■ **Exercise**: Look through the listing for the word "contestadora". Copy each line that has it.

[Source records]

====================

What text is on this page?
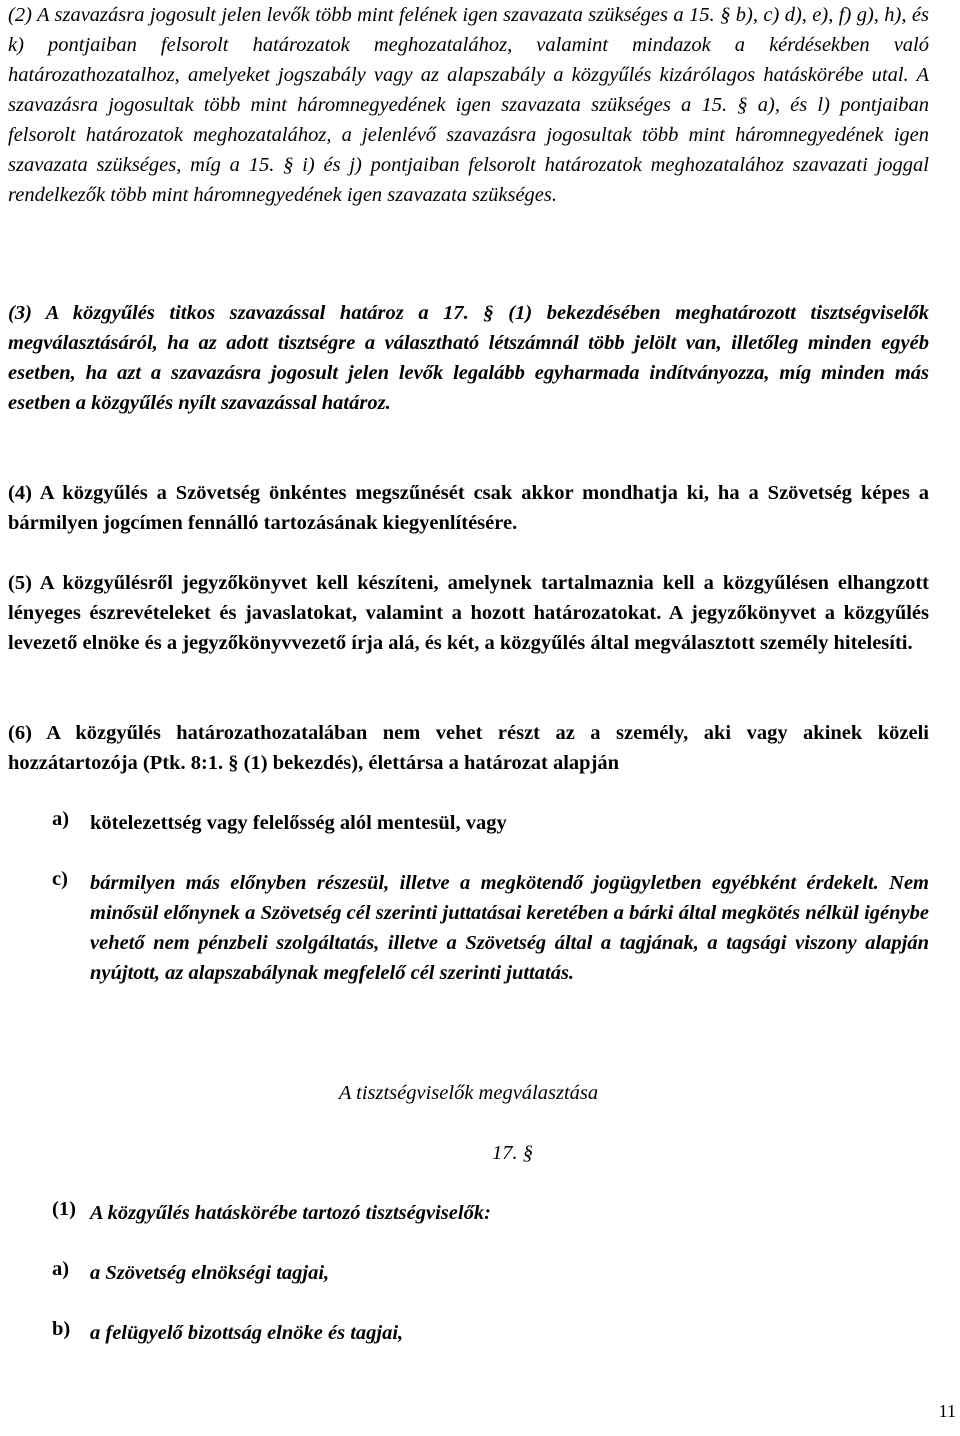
(2) A szavazásra jogosult jelen levők több mint felének igen szavazata szükséges a 15. § b), c) d), e), f) g), h), és k) pontjaiban felsorolt határozatok meghozatalához, valamint mindazok a kérdésekben való határozathozatalhoz, amelyeket jogszabály vagy az alapszabály a közgyűlés kizárólagos hatáskörébe utal. A szavazásra jogosultak több mint háromnegyedének igen szavazata szükséges a 15. § a), és l) pontjaiban felsorolt határozatok meghozatalához, a jelenlévő szavazásra jogosultak több mint háromnegyedének igen szavazata szükséges, míg a 15. § i) és j) pontjaiban felsorolt határozatok meghozatalához szavazati joggal rendelkezők több mint háromnegyedének igen szavazata szükséges.

(3) A közgyűlés titkos szavazással határoz a 17. § (1) bekezdésében meghatározott tisztségviselők megválasztásáról, ha az adott tisztségre a választható létszámnál több jelölt van, illetőleg minden egyéb esetben, ha azt a szavazásra jogosult jelen levők legalább egyharmada indítványozza, míg minden más esetben a közgyűlés nyílt szavazással határoz.

(4) A közgyűlés a Szövetség önkéntes megszűnését csak akkor mondhatja ki, ha a Szövetség képes a bármilyen jogcímen fennálló tartozásának kiegyenlítésére.

(5) A közgyűlésről jegyzőkönyvet kell készíteni, amelynek tartalmaznia kell a közgyűlésen elhangzott lényeges észrevételeket és javaslatokat, valamint a hozott határozatokat. A jegyzőkönyvet a közgyűlés levezető elnöke és a jegyzőkönyvvezető írja alá, és két, a közgyűlés által megválasztott személy hitelesíti.

(6) A közgyűlés határozathozatalában nem vehet részt az a személy, aki vagy akinek közeli hozzátartozója (Ptk. 8:1. § (1) bekezdés), élettársa a határozat alapján

a) kötelezettség vagy felelősség alól mentesül, vagy
c) bármilyen más előnyben részesül, illetve a megkötendő jogügyletben egyébként érdekelt. Nem minősül előnynek a Szövetség cél szerinti juttatásai keretében a bárki által megkötés nélkül igénybe vehető nem pénzbeli szolgáltatás, illetve a Szövetség által a tagjának, a tagsági viszony alapján nyújtott, az alapszabálynak megfelelő cél szerinti juttatás.
A tisztségviselők megválasztása
17. §
(1) A közgyűlés hatáskörébe tartozó tisztségviselők:
a) a Szövetség elnökségi tagjai,
b) a felügyelő bizottság elnöke és tagjai,
11
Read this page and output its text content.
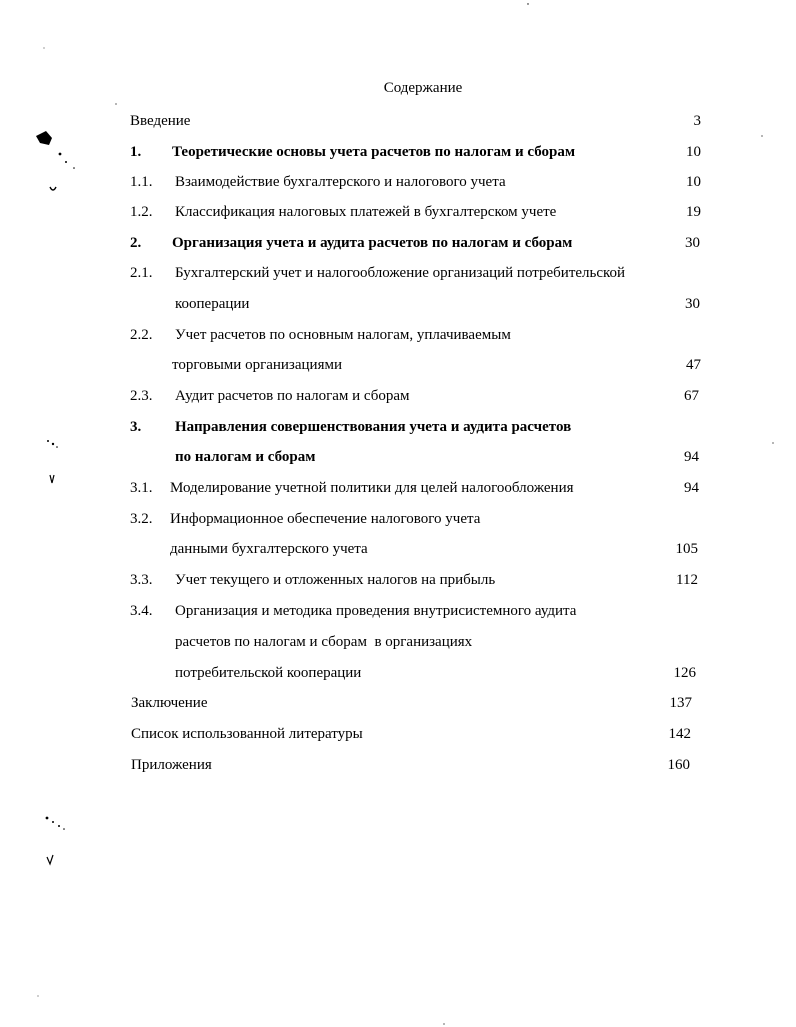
Содержание
Введение	3
1. Теоретические основы учета расчетов по налогам и сборам	10
1.1. Взаимодействие бухгалтерского и налогового учета	10
1.2. Классификация налоговых платежей в бухгалтерском учете	19
2. Организация учета и аудита расчетов по налогам и сборам	30
2.1. Бухгалтерский учет и налогообложение организаций потребительской
кооперации	30
2.2. Учет расчетов по основным налогам, уплачиваемым
торговыми организациями	47
2.3. Аудит расчетов по налогам и сборам	67
3. Направления совершенствования учета и аудита расчетов
по налогам и сборам	94
3.1. Моделирование учетной политики для целей налогообложения	94
3.2. Информационное обеспечение налогового учета
данными бухгалтерского учета	105
3.3. Учет текущего и отложенных налогов на прибыль	112
3.4. Организация и методика проведения внутрисистемного аудита
расчетов по налогам и сборам  в организациях
потребительской кооперации	126
Заключение	137
Список использованной литературы	142
Приложения	160
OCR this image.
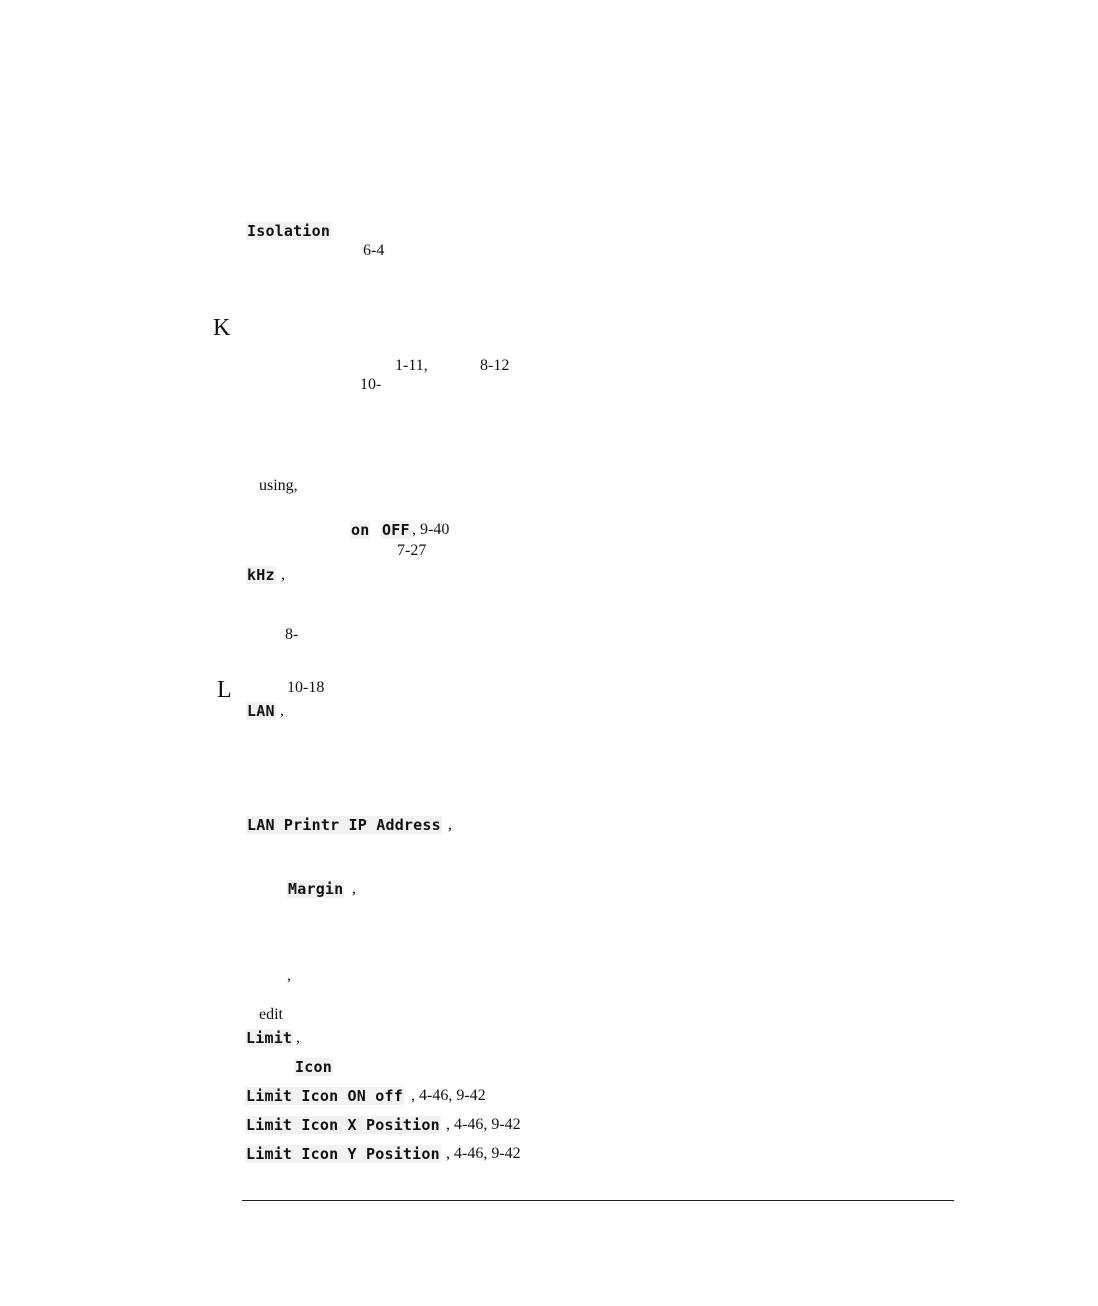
Isolation
6-4
K
1-11,	8-12
10-
using,
on OFF , 9-40
7-27
kHz ,
8-
L	10-18
LAN ,
LAN Printr IP Address ,
Margin ,
,
edit
Limit ,
Icon
Limit Icon ON off , 4-46, 9-42
Limit Icon X Position , 4-46, 9-42
Limit Icon Y Position , 4-46, 9-42
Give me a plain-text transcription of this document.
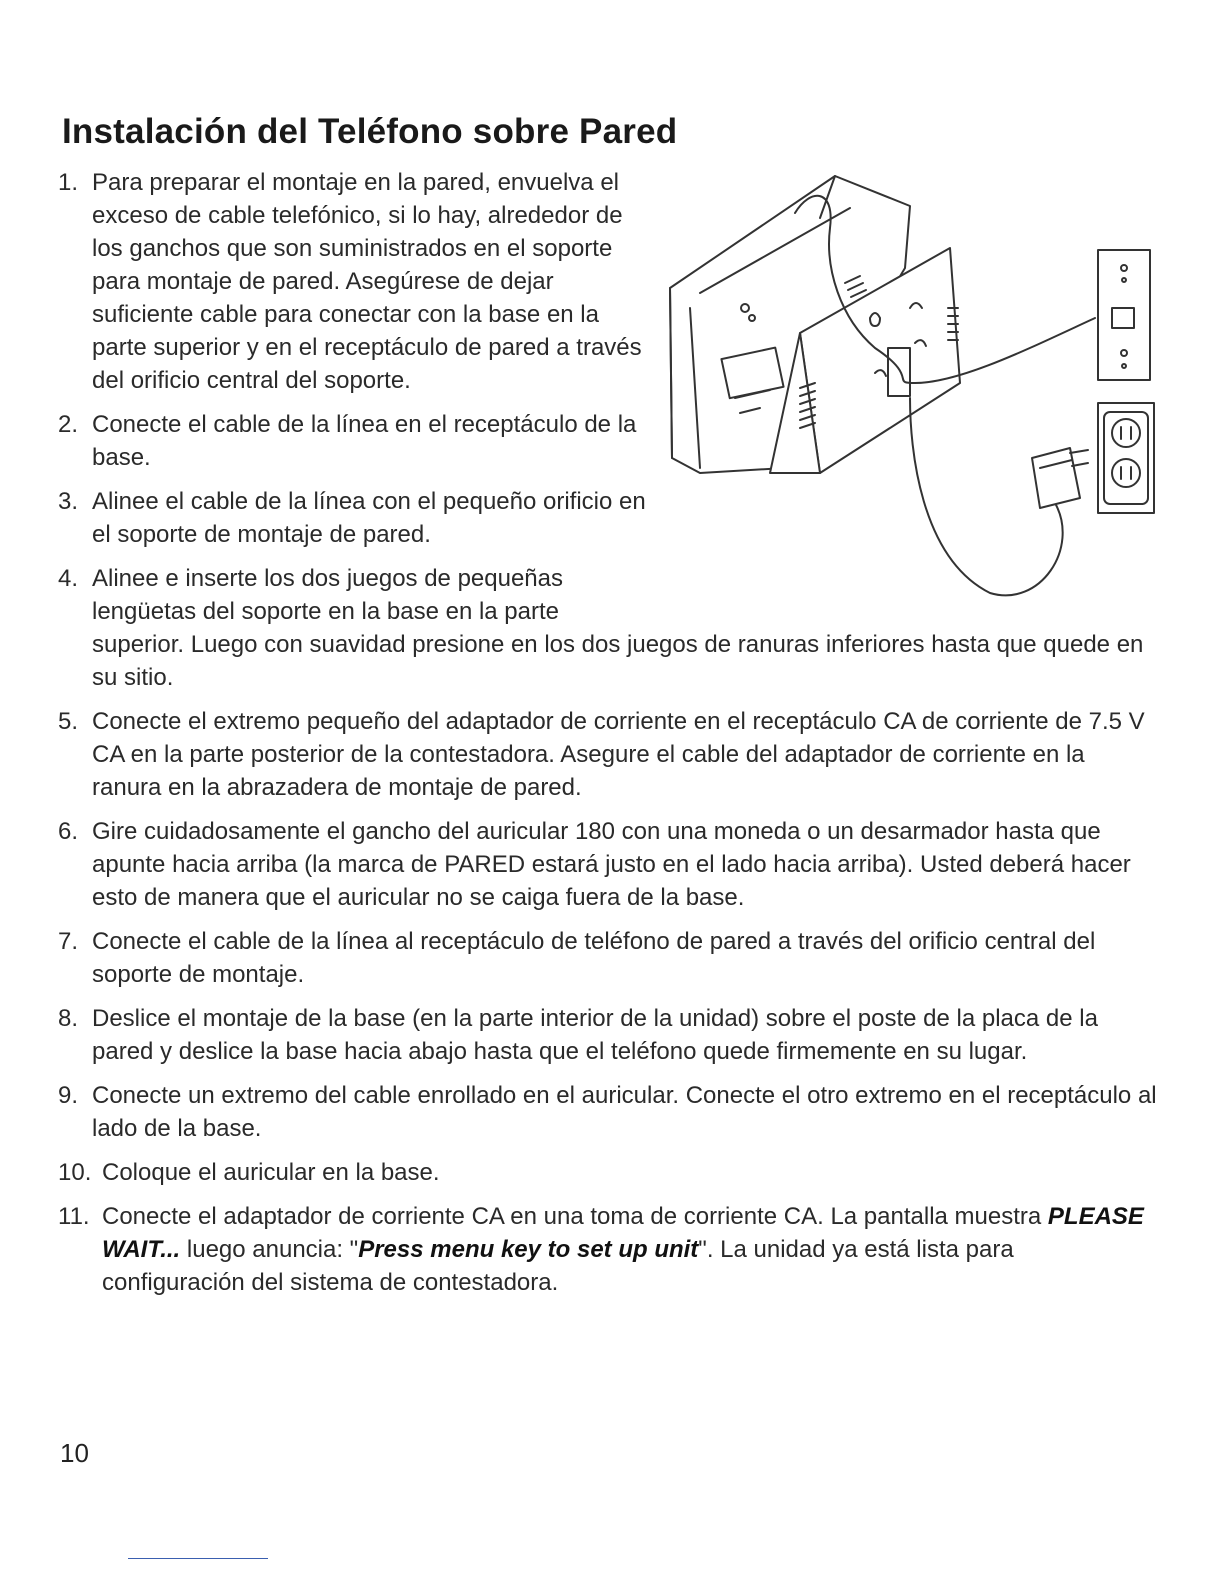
Instalación del Teléfono sobre Pared
1. Para preparar el montaje en la pared, envuelva el exceso de cable telefónico, si lo hay, alrededor de los ganchos que son suministrados en el soporte para montaje de pared. Asegúrese de dejar suficiente cable para conectar con la base en la parte superior y en el receptáculo de pared a través del orificio central del soporte.
2. Conecte el cable de la línea en el receptáculo de la base.
3. Alinee el cable de la línea con el pequeño orificio en el soporte de montaje de pared.
4. Alinee e inserte los dos juegos de pequeñas lengüetas del soporte en la base en la parte
superior. Luego con suavidad presione en los dos juegos de ranuras inferiores hasta que quede en su sitio.
5. Conecte el extremo pequeño del adaptador de corriente en el receptáculo CA de corriente de 7.5 V CA en la parte posterior de la contestadora. Asegure el cable del adaptador de corriente en la ranura en la abrazadera de montaje de pared.
6. Gire cuidadosamente el gancho del auricular 180 con una moneda o un desarmador hasta que apunte hacia arriba (la marca de PARED estará justo en el lado hacia arriba). Usted deberá hacer esto de manera que el auricular no se caiga fuera de la base.
7. Conecte el cable de la línea al receptáculo de teléfono de pared a través del orificio central del soporte de montaje.
8. Deslice el montaje de la base (en la parte interior de la unidad) sobre el poste de la placa de la pared y deslice la base hacia abajo hasta que el teléfono quede firmemente en su lugar.
9. Conecte un extremo del cable enrollado en el auricular. Conecte el otro extremo en el receptáculo al lado de la base.
10. Coloque el auricular en la base.
11. Conecte el adaptador de corriente CA en una toma de corriente CA. La pantalla muestra PLEASE WAIT... luego anuncia: "Press menu key to set up unit". La unidad ya está lista para configuración del sistema de contestadora.
10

====================

■ **Result of this task**:
5. Conecte el extremo pequeño del adaptador de corriente en el receptáculo CA de corriente de 7.5 V CA en la parte posterior de la contestadora. Asegure el cable del adaptador de corriente en la ranura en la abrazadera de montaje de pared.
11. Conecte el adaptador de corriente CA en una toma de corriente CA. La pantalla muestra PLEASE WAIT... luego anuncia: "Press menu key to set up unit". La unidad ya está lista para configuración del sistema de contestadora.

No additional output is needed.